*Yang perlu dikerjakan*
**1.** Menurut kutipan, Adorno membagi budaya menjadi dua bagian apa saja?
**2.** Ulangi kata demi kata bagian kutipan yang dimulai dengan "Kaum futurology sudah" dan berlanjut sampai "berbangsa dan bernegara.".

*Kutipan*
══════

LATAR BELAKANG MASALAH
Besarnya tantangan yang dihadapi manusia Indonesia masa depan, dunia yang terus berubah bahkan rasanya berlari semakin cepat, mengharuskan manusia Indonesia “tunggang-langgang” mengejar-kalau perlu mendahului maju di depan. Kalau tidak, seperti yang sudah terjadi sekarang terkaget-kaget dalam menerima perubahan global. Dengan berjalannya waktu seharusnya terjadi interpretasi dan reinterpretasi terhadap tradisi. "Namun, selama ini tradisi tidak diberi ruang untuk mengembangkan diri atau berinovasi. Inovasi tersebut justru dilakukan oleh kekuatan global. Ini, misalnya, terjadi pada wayang, keroncong, batik, tempe, dan tarian tradisional" (Yasraf Amir Piliang, op.cit. : kommpak.com)
berbagai kekayaan tradisi justru dikembangkan para pemikir dan peneliti dari negara lain. Hasil pengembangan itu kemudian menjadi produk unggulan dan diklaim sebagai hak kekayaan intelektual dalam wacana global. Hal itu dapat ditemui pada makanan, pengobatan, batik, tenun, dan kesenian lainnya.
Menurut Thodor Adorno seorang pemikir Frankfurt School, dalam bukunya the culture industri, ia membagi budaya menjadi 2 bagian yaitu high culture dan low culture. High culture atau budaya kelas tinggi yaitu budaya yang mempunyai standart (kualitas, selera dan estetika) yang tinggi, diciptakan dari kemampuan berkreatifitas dan daya inovasi tinggi sehingga menghasilkan sesuatu yang baru dan berbeda. Sedangkan low culture kebalikan dari high culture tersebut, mengandalkan pada teknik reproduksi, pengulangan dan imitasi dari apa yang ada sebelumnya. Misalnya budaya pop. (Rizky Wahyuni, 2007: duniawahyuni.blogspot.com ).
Tarian tradisional adalah salah satu aspek kebudayaan bangsa yang sarat akan nilai-nilai estetika, nilai-nilai etik dan nilai-nilai religius yang mencerminkan keluhuran moral. dengan demikian dapat dikatakan bahwa tarian tradisional merupakan high culture. Nilai-nilai dalam tari ini pastinya sangat memberiakn kontribusi yang berarti dalam usaha mempertahankan jati diri bangsa di era globalisasi ini saat ini dan di masa depan. hal ini karena persiapan dan perencanaan yang matang dan terarah sangat diperlukan bagi kelangsungan kehidupan berbangsa di masa depan terutama dalam aspek moral.
Kaum futurology sudah tidak bisa meramalkan masa depan,sebab masa depan selalu membawa sesuatu yang mengejutkan. Oleh karena kompleksitas dunia begitu besar. Segala ramalan dan proyeksi belum tentu benar. Masa lalu, masa kini dan masa yang akan datang merupakan serangkaian proses kehidupan yang saling berhubungan. sehingga cara yang paling tepat untuk menghadapi masa depan yang penuh dengan tantangan ini salah satunya adalah dengan melakukan akulturasi , interpretasi dan reinterpretasi terhadap kebudayaan.akulturasi adalah memilih dan memilah kebudayaan apa saja yang sesuai dan yang tidak sesuai bagi jati diri bangsa. Interpretasi adalah melakukan penafsiran terhadap nilai-nilai yang terkandung dalam suatu kebudayaan. Reinterprestasi adalah penfsiran kembai nilai-nilai budaya tersebut dan di amalkan dalam kehidupan berbangsa dan bernegara.

══════

*Catatan hasil ekstraksi*
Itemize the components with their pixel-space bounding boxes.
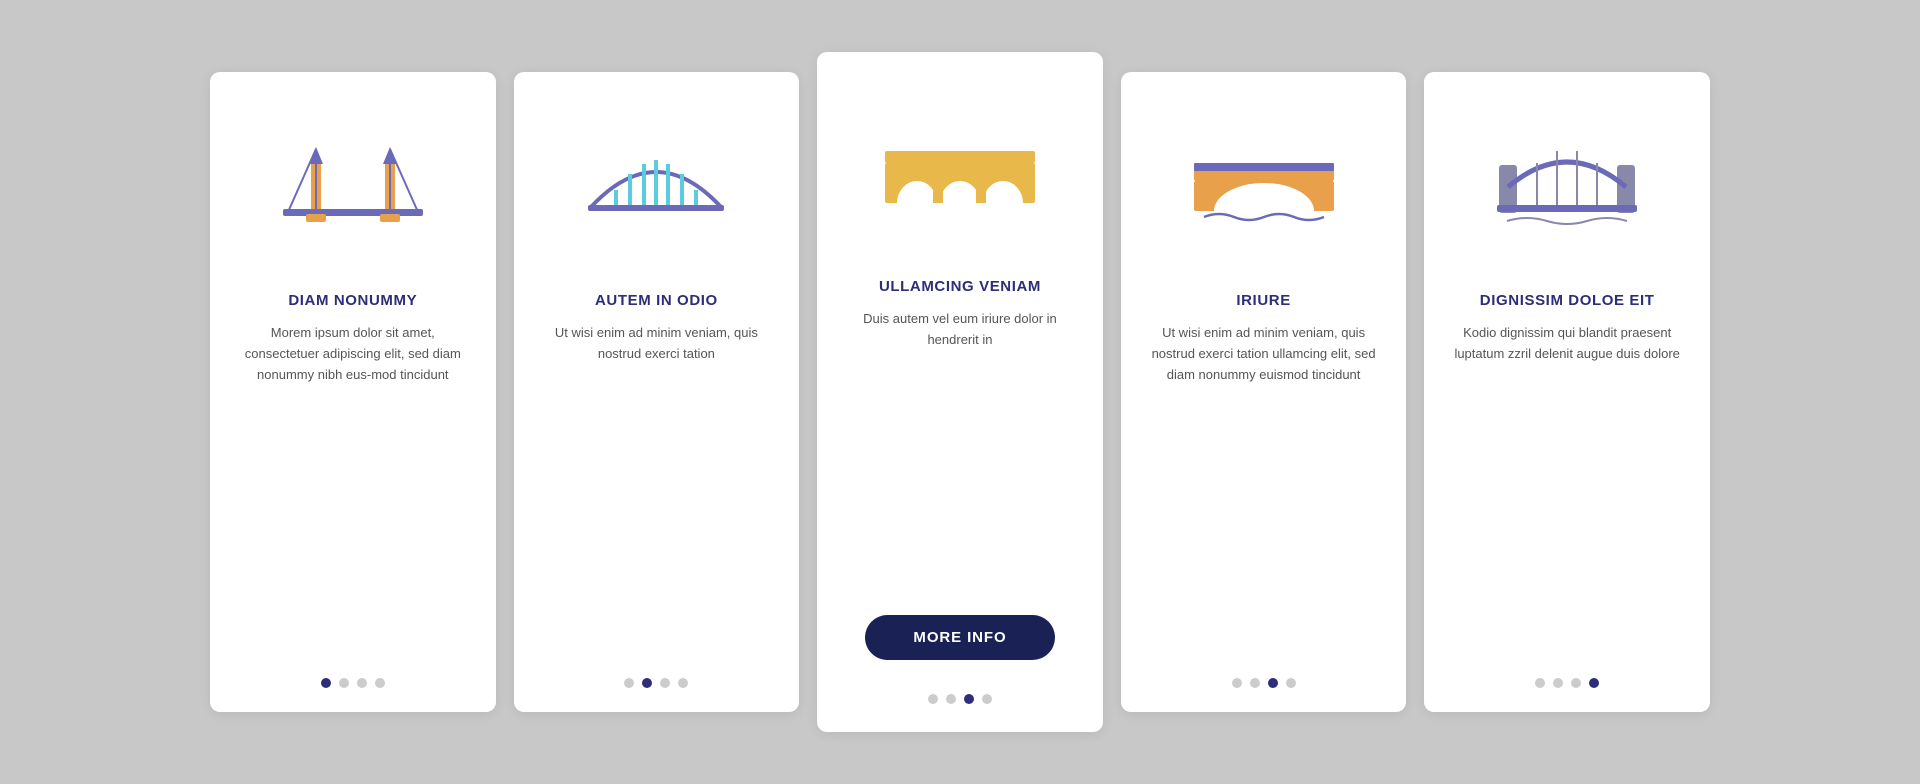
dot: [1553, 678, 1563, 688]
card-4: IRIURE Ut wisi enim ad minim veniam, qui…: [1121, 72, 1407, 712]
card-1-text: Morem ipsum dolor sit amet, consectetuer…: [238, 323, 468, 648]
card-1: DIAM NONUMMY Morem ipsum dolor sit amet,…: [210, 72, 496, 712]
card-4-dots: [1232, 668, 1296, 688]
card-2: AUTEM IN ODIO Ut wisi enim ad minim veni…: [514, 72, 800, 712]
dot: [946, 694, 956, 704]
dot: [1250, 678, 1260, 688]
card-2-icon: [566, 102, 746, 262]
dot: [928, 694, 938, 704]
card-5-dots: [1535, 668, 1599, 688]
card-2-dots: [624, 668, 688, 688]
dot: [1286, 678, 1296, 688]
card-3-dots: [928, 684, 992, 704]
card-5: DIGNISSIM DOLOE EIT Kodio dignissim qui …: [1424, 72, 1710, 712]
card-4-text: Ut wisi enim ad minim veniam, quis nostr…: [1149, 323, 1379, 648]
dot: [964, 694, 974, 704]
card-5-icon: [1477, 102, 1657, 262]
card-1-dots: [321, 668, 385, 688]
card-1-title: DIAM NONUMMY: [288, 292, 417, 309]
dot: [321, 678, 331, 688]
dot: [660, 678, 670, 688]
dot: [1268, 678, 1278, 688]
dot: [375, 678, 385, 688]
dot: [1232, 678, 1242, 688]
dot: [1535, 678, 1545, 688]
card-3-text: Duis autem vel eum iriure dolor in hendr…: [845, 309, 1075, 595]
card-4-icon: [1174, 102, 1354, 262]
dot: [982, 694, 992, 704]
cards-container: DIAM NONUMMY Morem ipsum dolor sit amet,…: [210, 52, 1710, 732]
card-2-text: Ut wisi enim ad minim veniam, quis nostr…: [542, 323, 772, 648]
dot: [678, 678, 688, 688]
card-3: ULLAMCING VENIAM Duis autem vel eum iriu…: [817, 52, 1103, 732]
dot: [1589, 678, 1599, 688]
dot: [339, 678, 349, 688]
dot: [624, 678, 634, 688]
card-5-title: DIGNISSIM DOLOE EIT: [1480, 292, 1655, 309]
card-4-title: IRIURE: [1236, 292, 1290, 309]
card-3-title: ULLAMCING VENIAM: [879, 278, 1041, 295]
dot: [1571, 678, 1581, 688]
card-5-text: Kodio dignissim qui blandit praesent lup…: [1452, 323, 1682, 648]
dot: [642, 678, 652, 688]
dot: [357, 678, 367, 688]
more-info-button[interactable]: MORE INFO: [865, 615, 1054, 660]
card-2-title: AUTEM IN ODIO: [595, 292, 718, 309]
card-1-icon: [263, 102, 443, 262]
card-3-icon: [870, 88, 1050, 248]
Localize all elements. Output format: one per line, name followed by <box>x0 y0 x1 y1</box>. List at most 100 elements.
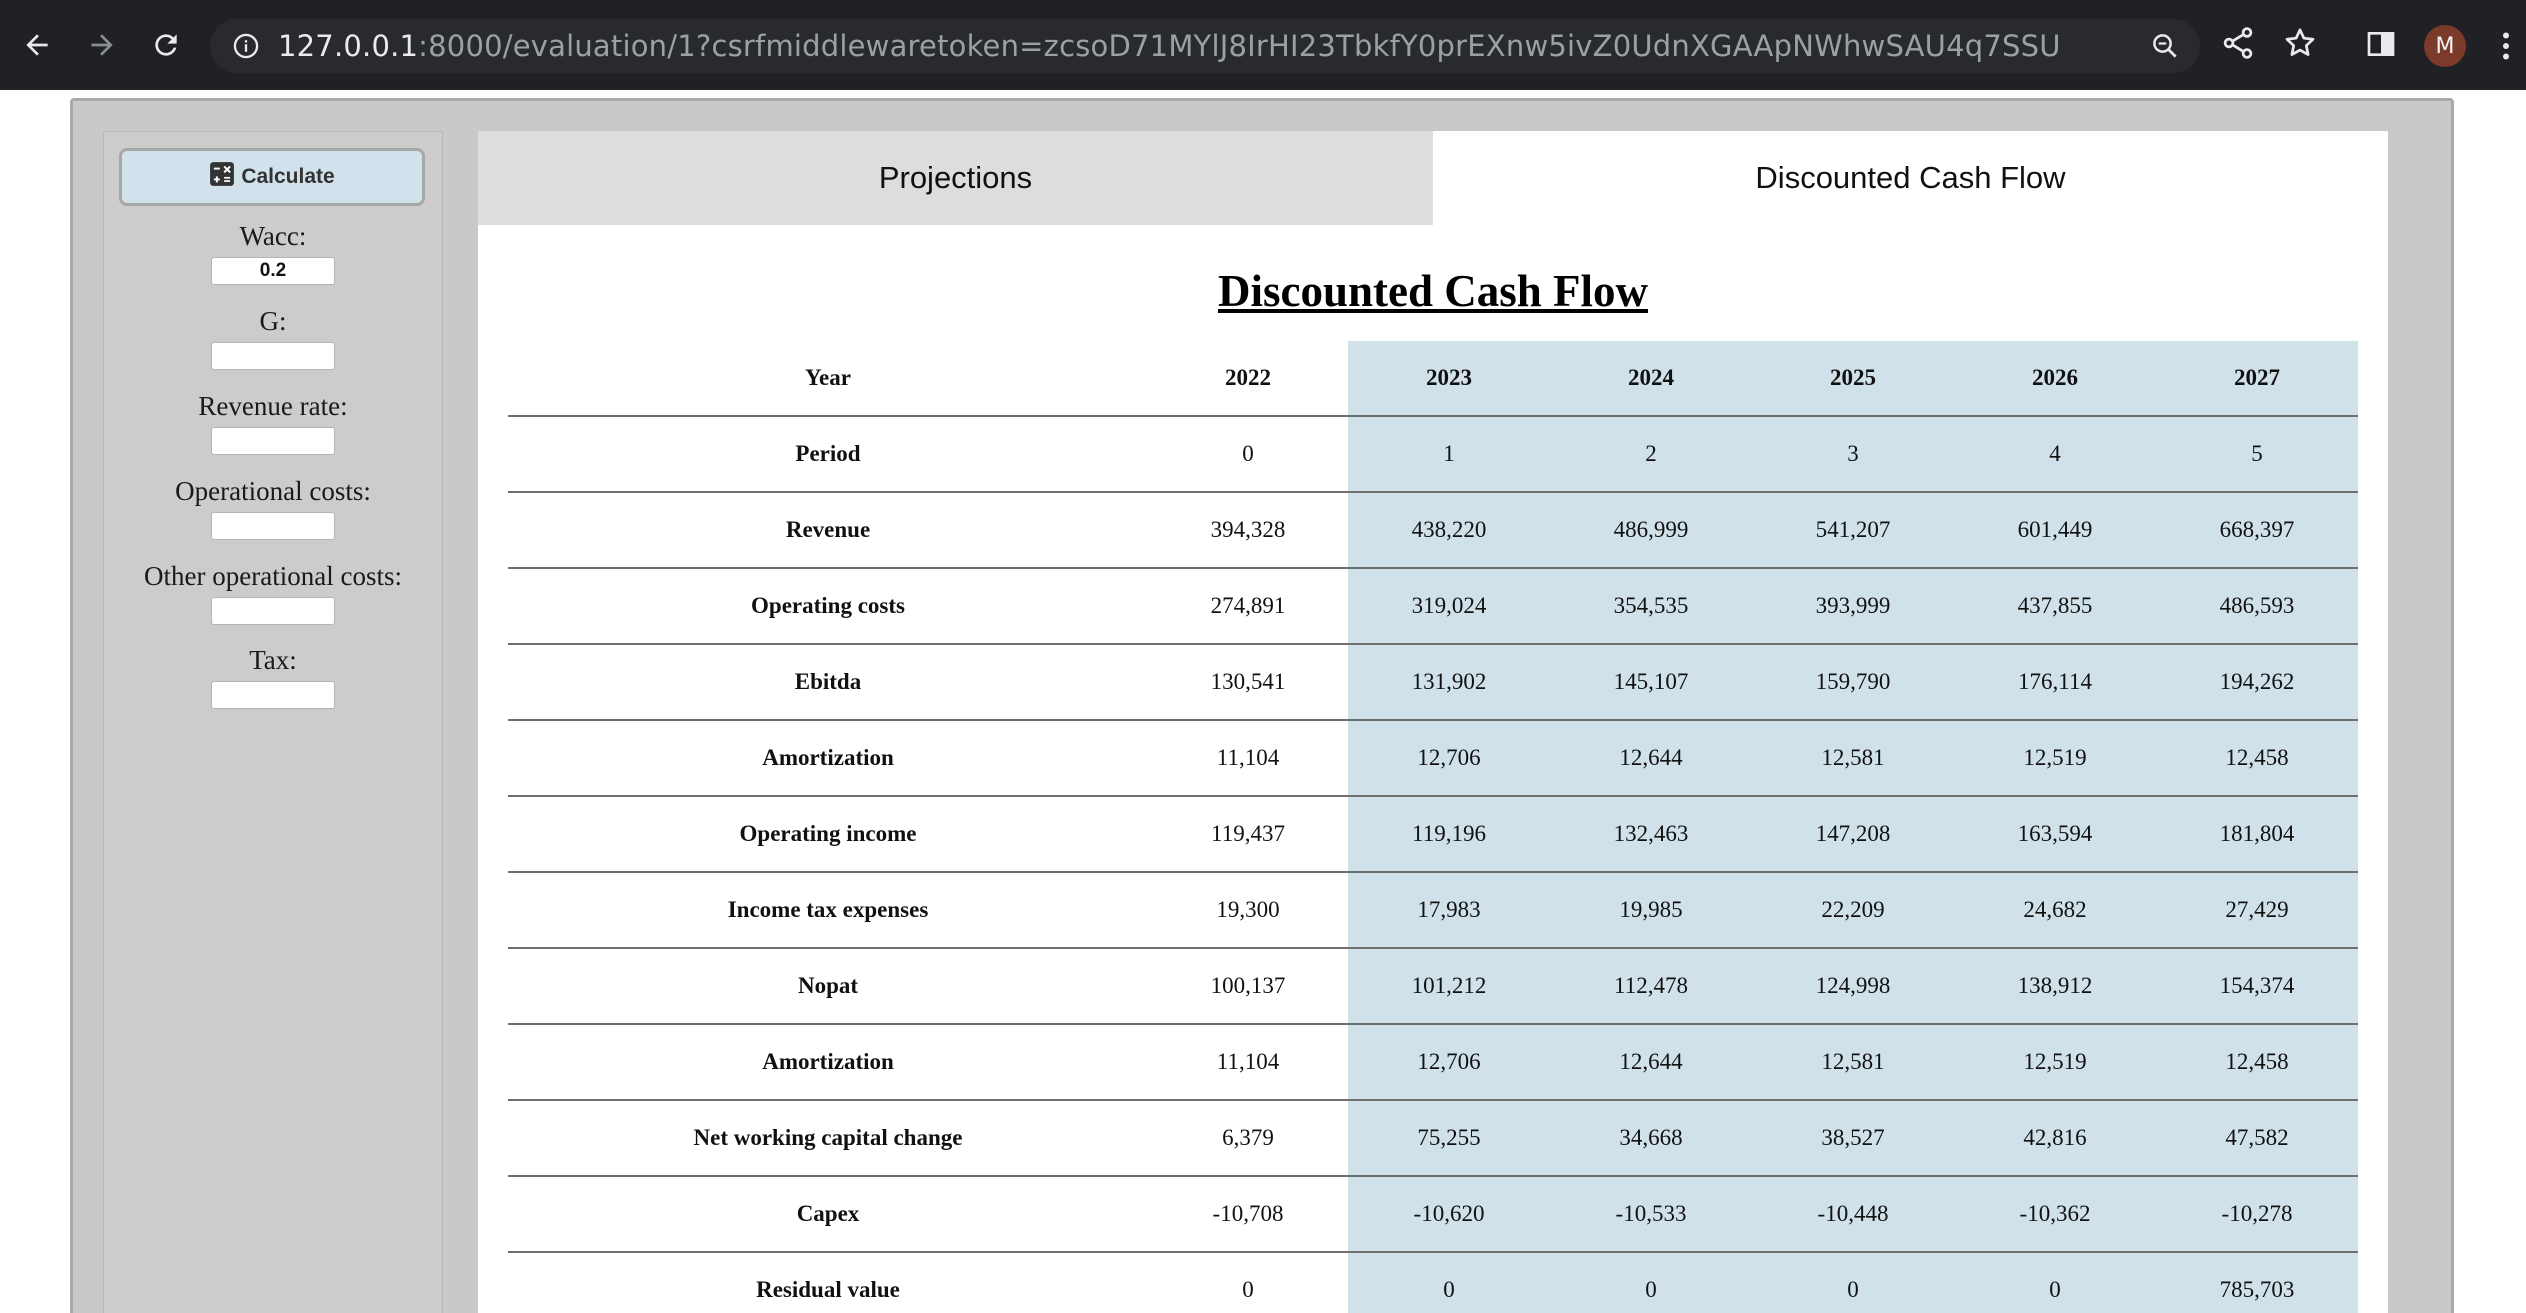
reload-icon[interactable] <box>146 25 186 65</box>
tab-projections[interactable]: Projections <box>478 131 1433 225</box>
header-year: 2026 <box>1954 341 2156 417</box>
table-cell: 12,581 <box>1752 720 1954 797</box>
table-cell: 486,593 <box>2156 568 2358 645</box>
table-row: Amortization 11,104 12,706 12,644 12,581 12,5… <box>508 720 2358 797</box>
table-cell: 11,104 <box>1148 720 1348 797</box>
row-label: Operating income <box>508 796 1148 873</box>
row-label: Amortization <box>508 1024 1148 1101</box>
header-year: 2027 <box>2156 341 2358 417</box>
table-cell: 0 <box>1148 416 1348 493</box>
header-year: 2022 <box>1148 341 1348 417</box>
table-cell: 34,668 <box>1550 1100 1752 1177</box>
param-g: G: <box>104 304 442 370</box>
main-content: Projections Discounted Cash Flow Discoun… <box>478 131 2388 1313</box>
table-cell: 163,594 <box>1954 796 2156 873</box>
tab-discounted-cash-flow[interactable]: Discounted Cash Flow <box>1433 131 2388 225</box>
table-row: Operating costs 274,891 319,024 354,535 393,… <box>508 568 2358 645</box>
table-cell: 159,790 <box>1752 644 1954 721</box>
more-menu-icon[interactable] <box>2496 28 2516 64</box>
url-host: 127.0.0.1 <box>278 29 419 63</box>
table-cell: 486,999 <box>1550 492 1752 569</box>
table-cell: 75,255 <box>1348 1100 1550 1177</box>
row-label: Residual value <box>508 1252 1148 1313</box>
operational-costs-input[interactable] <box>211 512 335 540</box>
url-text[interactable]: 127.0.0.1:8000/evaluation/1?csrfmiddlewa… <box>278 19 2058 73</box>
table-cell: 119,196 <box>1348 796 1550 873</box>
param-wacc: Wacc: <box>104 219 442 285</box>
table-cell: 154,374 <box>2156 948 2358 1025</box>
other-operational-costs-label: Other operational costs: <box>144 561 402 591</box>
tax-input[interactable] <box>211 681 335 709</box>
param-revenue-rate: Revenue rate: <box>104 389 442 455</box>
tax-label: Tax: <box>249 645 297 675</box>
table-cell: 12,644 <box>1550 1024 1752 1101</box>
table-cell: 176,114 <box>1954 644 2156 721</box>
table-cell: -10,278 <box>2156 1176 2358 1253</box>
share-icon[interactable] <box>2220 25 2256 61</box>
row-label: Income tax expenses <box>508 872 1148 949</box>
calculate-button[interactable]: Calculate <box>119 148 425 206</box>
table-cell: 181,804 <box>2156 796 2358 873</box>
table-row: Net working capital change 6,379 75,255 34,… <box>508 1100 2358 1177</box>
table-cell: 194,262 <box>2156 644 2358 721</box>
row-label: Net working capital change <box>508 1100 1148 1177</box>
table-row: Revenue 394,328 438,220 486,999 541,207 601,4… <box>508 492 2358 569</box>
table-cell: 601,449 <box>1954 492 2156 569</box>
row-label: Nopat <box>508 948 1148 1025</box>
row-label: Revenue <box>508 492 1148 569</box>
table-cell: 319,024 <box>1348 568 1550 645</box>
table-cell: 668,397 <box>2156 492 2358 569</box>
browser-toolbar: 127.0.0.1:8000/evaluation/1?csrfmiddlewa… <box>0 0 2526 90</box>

══════

*Jawaban*
**1.** High culture dan low culture.

**2.**
Kaum futurology sudah tidak bisa meramalkan masa depan,sebab masa depan selalu membawa sesuatu yang mengejutkan. Oleh karena kompleksitas dunia begitu besar. Segala ramalan dan proyeksi belum tentu benar. Masa lalu, masa kini dan masa yang akan datang merupakan serangkaian proses kehidupan yang saling berhubungan. sehingga cara yang paling tepat untuk menghadapi masa depan yang penuh dengan tantangan ini salah satunya adalah dengan melakukan akulturasi , interpretasi dan reinterpretasi terhadap kebudayaan.akulturasi adalah memilih dan memilah kebudayaan apa saja yang sesuai dan yang tidak sesuai bagi jati diri bangsa. Interpretasi adalah melakukan penafsiran terhadap nilai-nilai yang terkandung dalam suatu kebudayaan. Reinterprestasi adalah penfsiran kembai nilai-nilai budaya tersebut dan di amalkan dalam kehidupan berbangsa dan bernegara.